>> Start

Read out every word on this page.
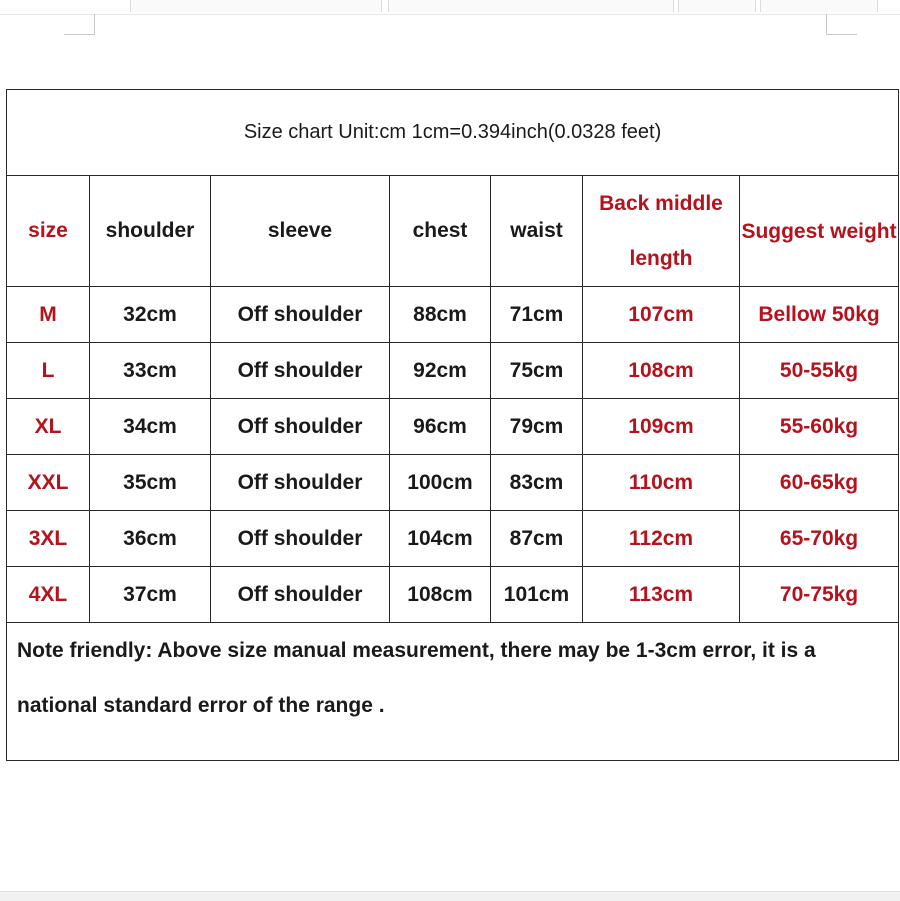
Size chart Unit:cm 1cm=0.394inch(0.0328 feet)						
size	shoulder	sleeve	chest	waist	Back middle length	Suggest weight
M	32cm	Off shoulder	88cm	71cm	107cm	Bellow 50kg
L	33cm	Off shoulder	92cm	75cm	108cm	50-55kg
XL	34cm	Off shoulder	96cm	79cm	109cm	55-60kg
XXL	35cm	Off shoulder	100cm	83cm	110cm	60-65kg
3XL	36cm	Off shoulder	104cm	87cm	112cm	65-70kg
4XL	37cm	Off shoulder	108cm	101cm	113cm	70-75kg
Note friendly: Above size manual measurement, there may be 1-3cm error, it is a national standard error of the range .						
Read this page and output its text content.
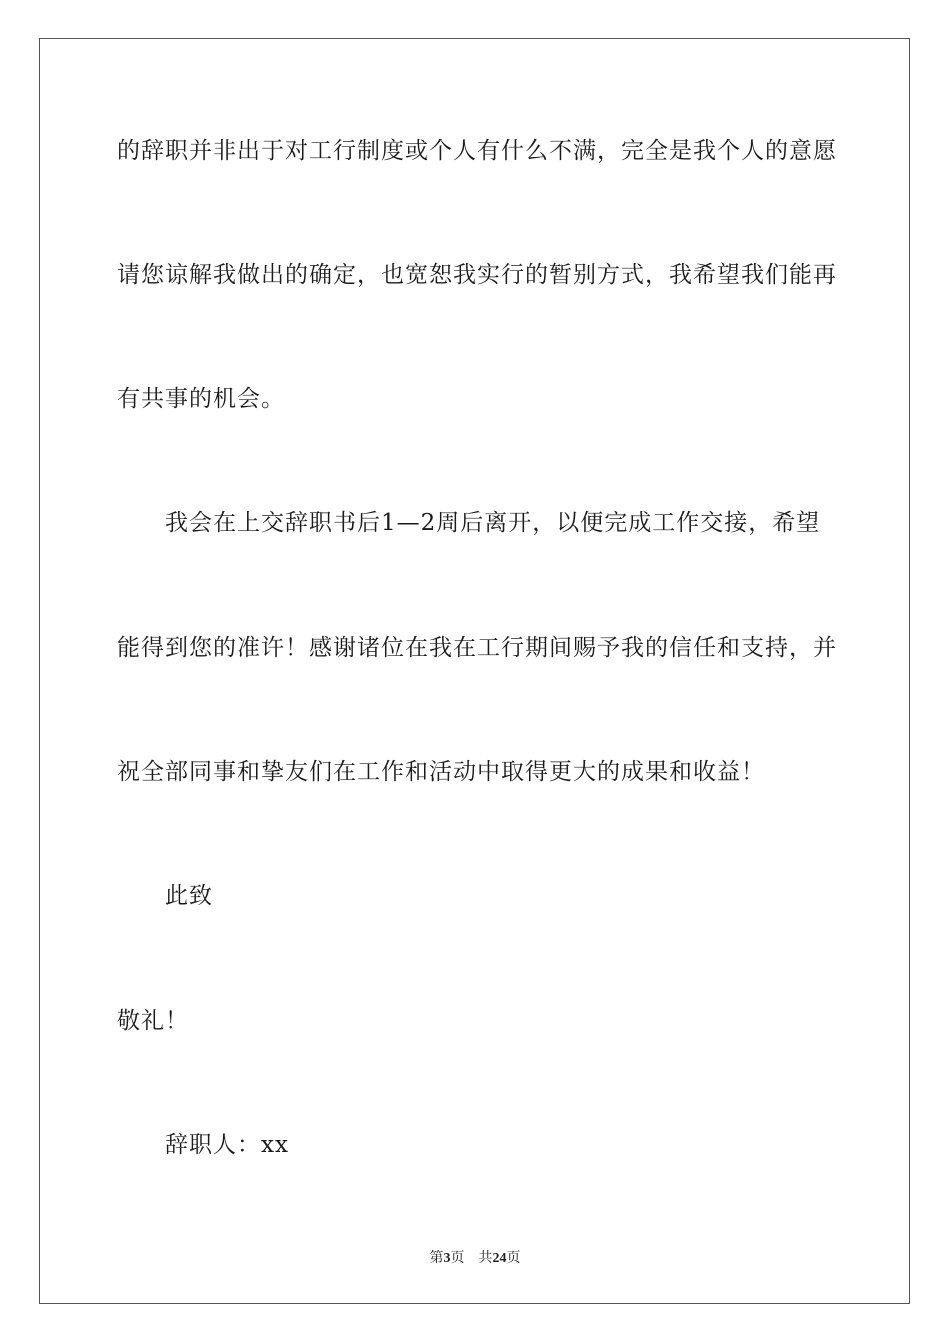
的辞职并非出于对工行制度或个人有什么不满，完全是我个人的意愿
请您谅解我做出的确定，也宽恕我实行的暂别方式，我希望我们能再
有共事的机会。
我会在上交辞职书后1—2周后离开，以便完成工作交接，希望
能得到您的准许！感谢诸位在我在工行期间赐予我的信任和支持，并
祝全部同事和挚友们在工作和活动中取得更大的成果和收益！
此致
敬礼！
辞职人：xx
第3页 共24页
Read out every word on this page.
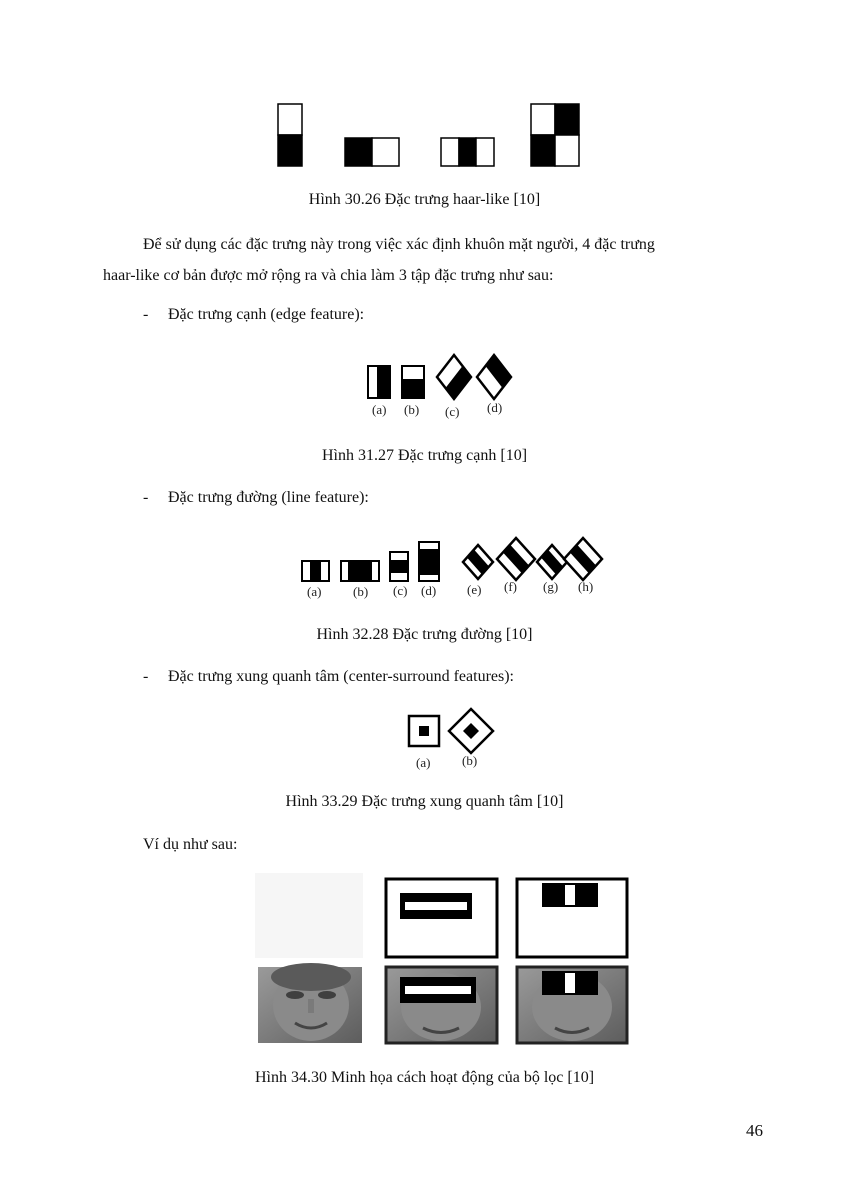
Hình 30.26 Đặc trưng haar-like [10]
Để sử dụng các đặc trưng này trong việc xác định khuôn mặt người, 4 đặc trưng
haar-like cơ bản được mở rộng ra và chia làm 3 tập đặc trưng như sau:
- Đặc trưng cạnh (edge feature):
(a) (b) (c) (d)
Hình 31.27 Đặc trưng cạnh [10]
- Đặc trưng đường (line feature):
(a) (b) (c) (d) (e) (f) (g) (h)
Hình 32.28 Đặc trưng đường [10]
- Đặc trưng xung quanh tâm (center-surround features):
(a) (b)
Hình 33.29 Đặc trưng xung quanh tâm [10]
Ví dụ như sau:
Hình 34.30 Minh họa cách hoạt động của bộ lọc [10]
46
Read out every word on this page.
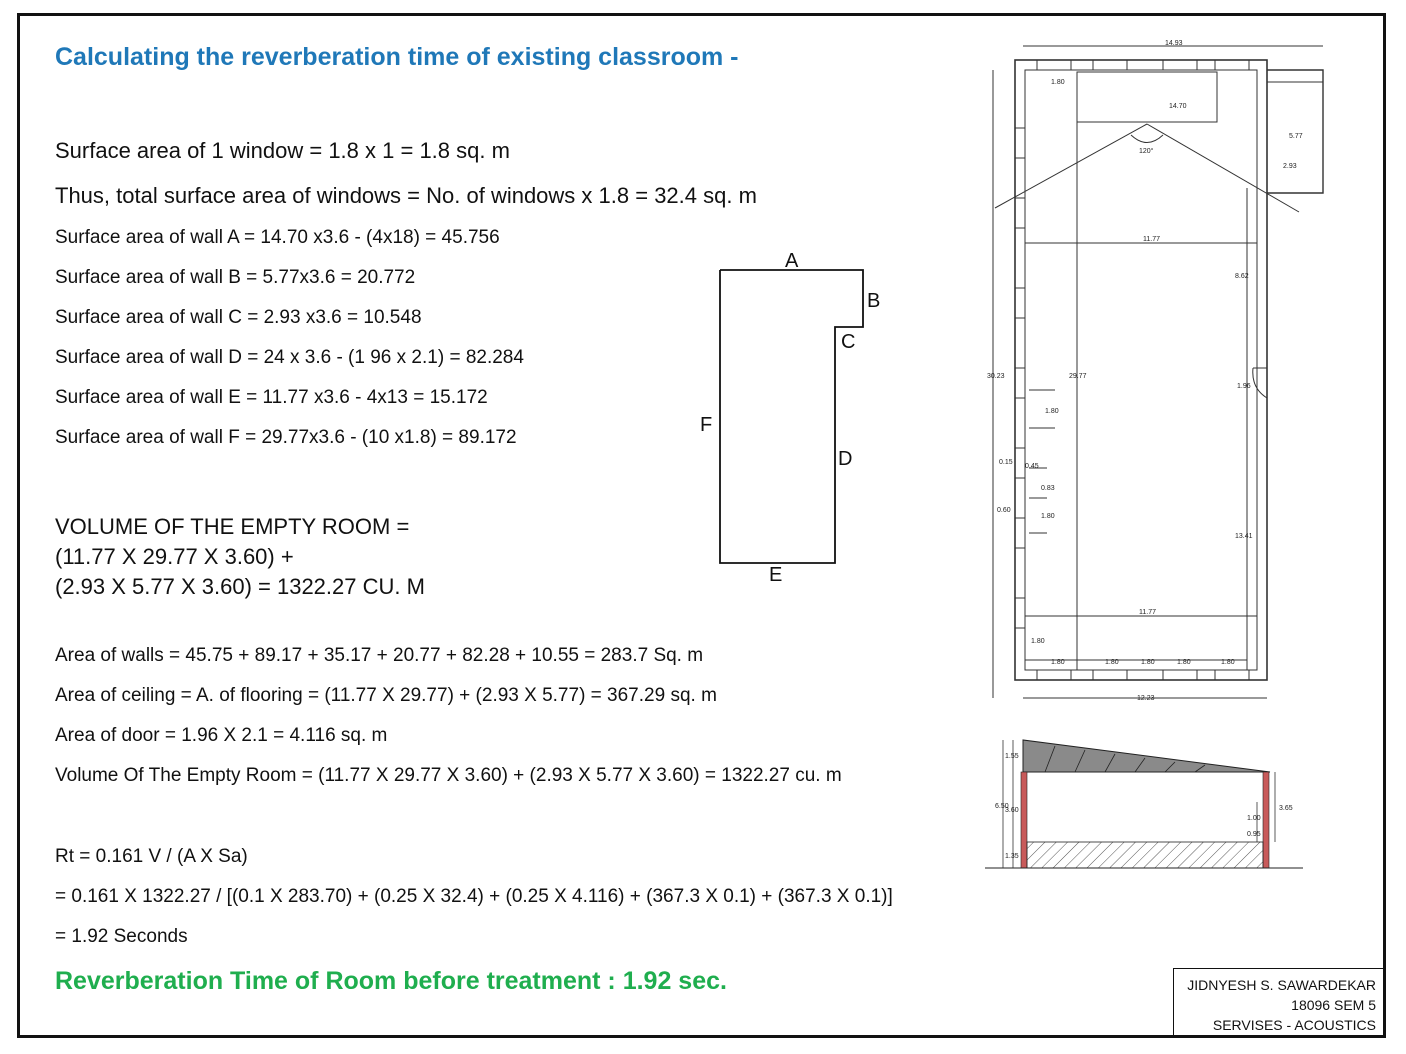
Calculating the reverberation time of existing classroom -
Surface area of 1 window = 1.8 x 1 = 1.8 sq. m
Thus, total surface area of windows = No. of windows x 1.8 = 32.4 sq. m
Surface area of wall A = 14.70 x3.6 - (4x18) = 45.756
Surface area of wall B = 5.77x3.6 = 20.772
Surface area of wall C = 2.93 x3.6 = 10.548
Surface area of wall D = 24 x 3.6 - (1 96 x 2.1) = 82.284
Surface area of wall E = 11.77 x3.6 - 4x13 = 15.172
Surface area of wall F = 29.77x3.6 - (10 x1.8) = 89.172
VOLUME OF THE EMPTY ROOM =
(11.77 X 29.77 X 3.60) +
(2.93 X 5.77 X 3.60) = 1322.27 CU. M
Area of walls = 45.75 + 89.17 + 35.17 + 20.77 + 82.28 + 10.55 = 283.7 Sq. m
Area of ceiling = A. of flooring = (11.77 X 29.77) + (2.93 X 5.77) = 367.29 sq. m
Area of door = 1.96 X 2.1 = 4.116 sq. m
Volume Of The Empty Room = (11.77 X 29.77 X 3.60) + (2.93 X 5.77 X 3.60) = 1322.27 cu. m
Rt = 0.161 V / (A X Sa)
= 0.161 X 1322.27 / [(0.1 X 283.70) + (0.25 X 32.4) + (0.25 X 4.116) + (367.3 X 0.1) + (367.3 X 0.1)]
= 1.92 Seconds
Reverberation Time of Room before treatment : 1.92 sec.	JIDNYESH S. SAWARDEKAR
18096 SEM 5
SERVISES - ACOUSTICS
A
B
C
D
E
F
14.93
1.80
14.70
120°
2.93
5.77
11.77
8.62
30.23	29.77
1.96
1.80
0.15
0.45
0.83
0.60
1.80
13.41
11.77
1.80
1.80	1.80	1.80	1.80	1.80
12.23
1.55
6.50
3.60
1.35
3.65
1.00
0.95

>> End

_EXERCISE DIRECTIONS:_
Among the entries, how many lines contain the string "đường"? Give the number without anything else.

_RESULT OF THIS TASK:_
2